--- Start RECORDS SHOWN ---

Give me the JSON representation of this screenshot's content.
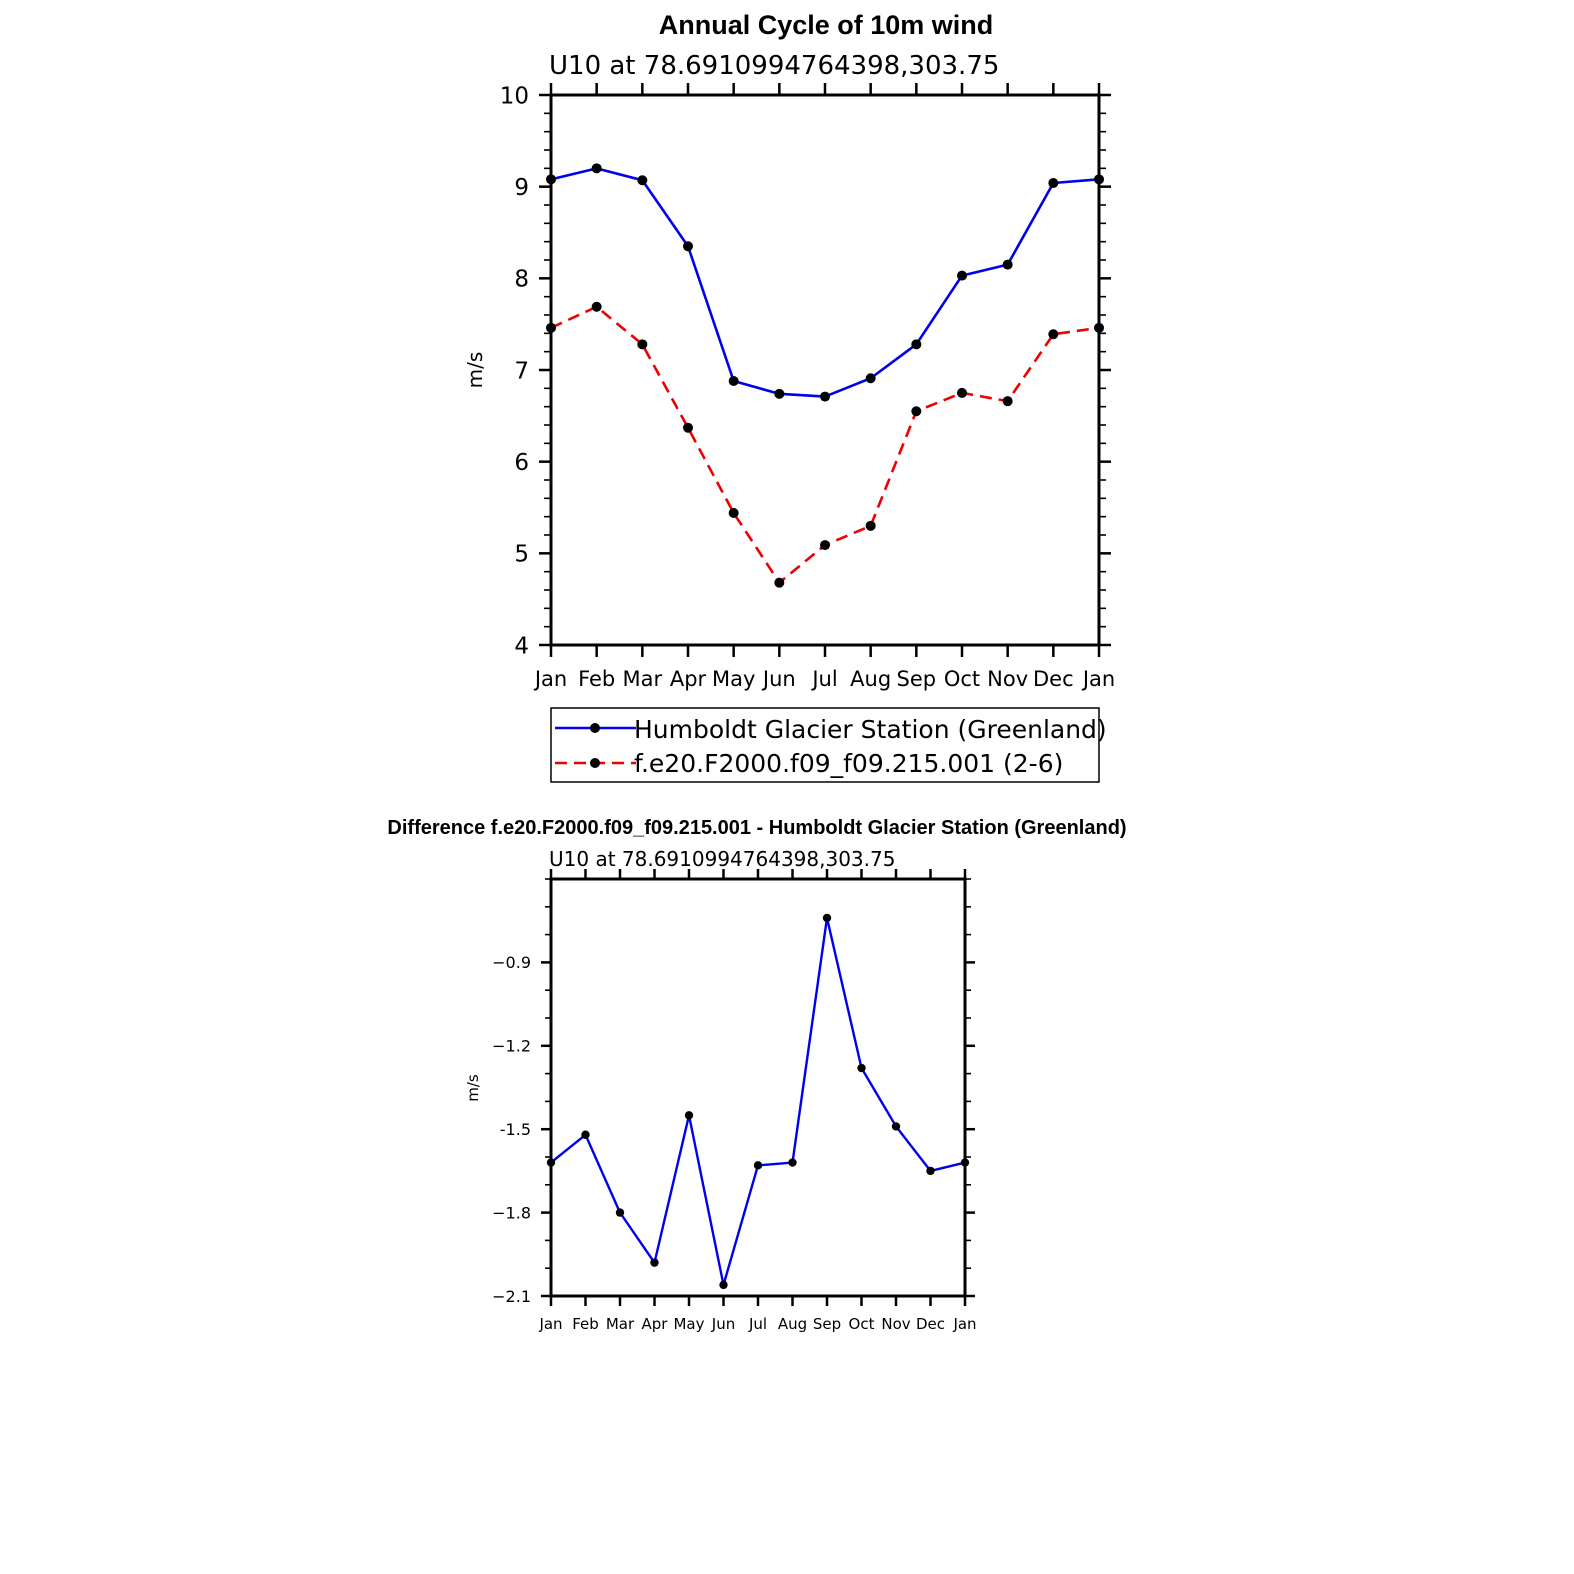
{
  "chart_data": [
    {
      "type": "line",
      "title": "Annual Cycle of 10m wind",
      "subtitle": "U10  at  78.6910994764398,303.75",
      "xlabel": "",
      "ylabel": "m/s",
      "categories": [
        "Jan",
        "Feb",
        "Mar",
        "Apr",
        "May",
        "Jun",
        "Jul",
        "Aug",
        "Sep",
        "Oct",
        "Nov",
        "Dec",
        "Jan"
      ],
      "ylim": [
        4,
        10
      ],
      "yticks": [
        "4",
        "5",
        "6",
        "7",
        "8",
        "9",
        "10"
      ],
      "grid": false,
      "legend_position": "bottom",
      "series": [
        {
          "name": "Humboldt Glacier Station (Greenland)",
          "color": "#0000ee",
          "style": "solid",
          "values": [
            9.08,
            9.2,
            9.07,
            8.35,
            6.88,
            6.74,
            6.71,
            6.91,
            7.28,
            8.03,
            8.15,
            9.04,
            9.08
          ]
        },
        {
          "name": "f.e20.F2000.f09_f09.215.001 (2-6)",
          "color": "#ee0000",
          "style": "dashed",
          "values": [
            7.46,
            7.69,
            7.28,
            6.37,
            5.44,
            4.68,
            5.09,
            5.3,
            6.55,
            6.75,
            6.66,
            7.39,
            7.46
          ]
        }
      ]
    },
    {
      "type": "line",
      "title": "Difference f.e20.F2000.f09_f09.215.001 - Humboldt Glacier Station (Greenland)",
      "subtitle": "U10  at  78.6910994764398,303.75",
      "xlabel": "",
      "ylabel": "m/s",
      "categories": [
        "Jan",
        "Feb",
        "Mar",
        "Apr",
        "May",
        "Jun",
        "Jul",
        "Aug",
        "Sep",
        "Oct",
        "Nov",
        "Dec",
        "Jan"
      ],
      "ylim": [
        -2.1,
        -0.6
      ],
      "yticks": [
        "−2.1",
        "−1.8",
        "-1.5",
        "−1.2",
        "−0.9"
      ],
      "ytick_values": [
        -2.1,
        -1.8,
        -1.5,
        -1.2,
        -0.9
      ],
      "grid": false,
      "series": [
        {
          "name": "Difference",
          "color": "#0000ee",
          "style": "solid",
          "values": [
            -1.62,
            -1.52,
            -1.8,
            -1.98,
            -1.45,
            -2.06,
            -1.63,
            -1.62,
            -0.74,
            -1.28,
            -1.49,
            -1.65,
            -1.62
          ]
        }
      ]
    }
  ]
}
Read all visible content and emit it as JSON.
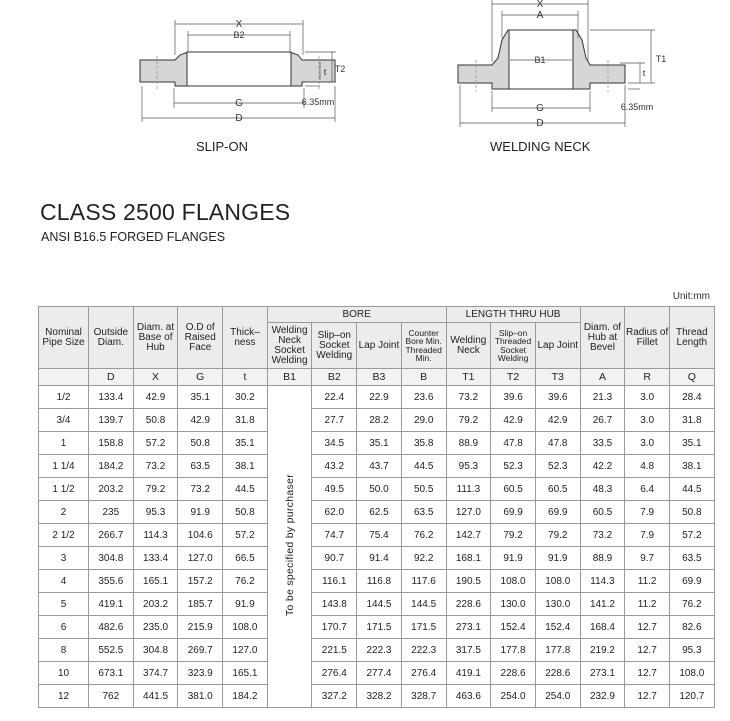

--- End RECORDS SHOWN ---

**GOAL OF THE EXERCISE**
State how many lines include the string "content". Give no other information.

**WRITTEN SOLUTION**
2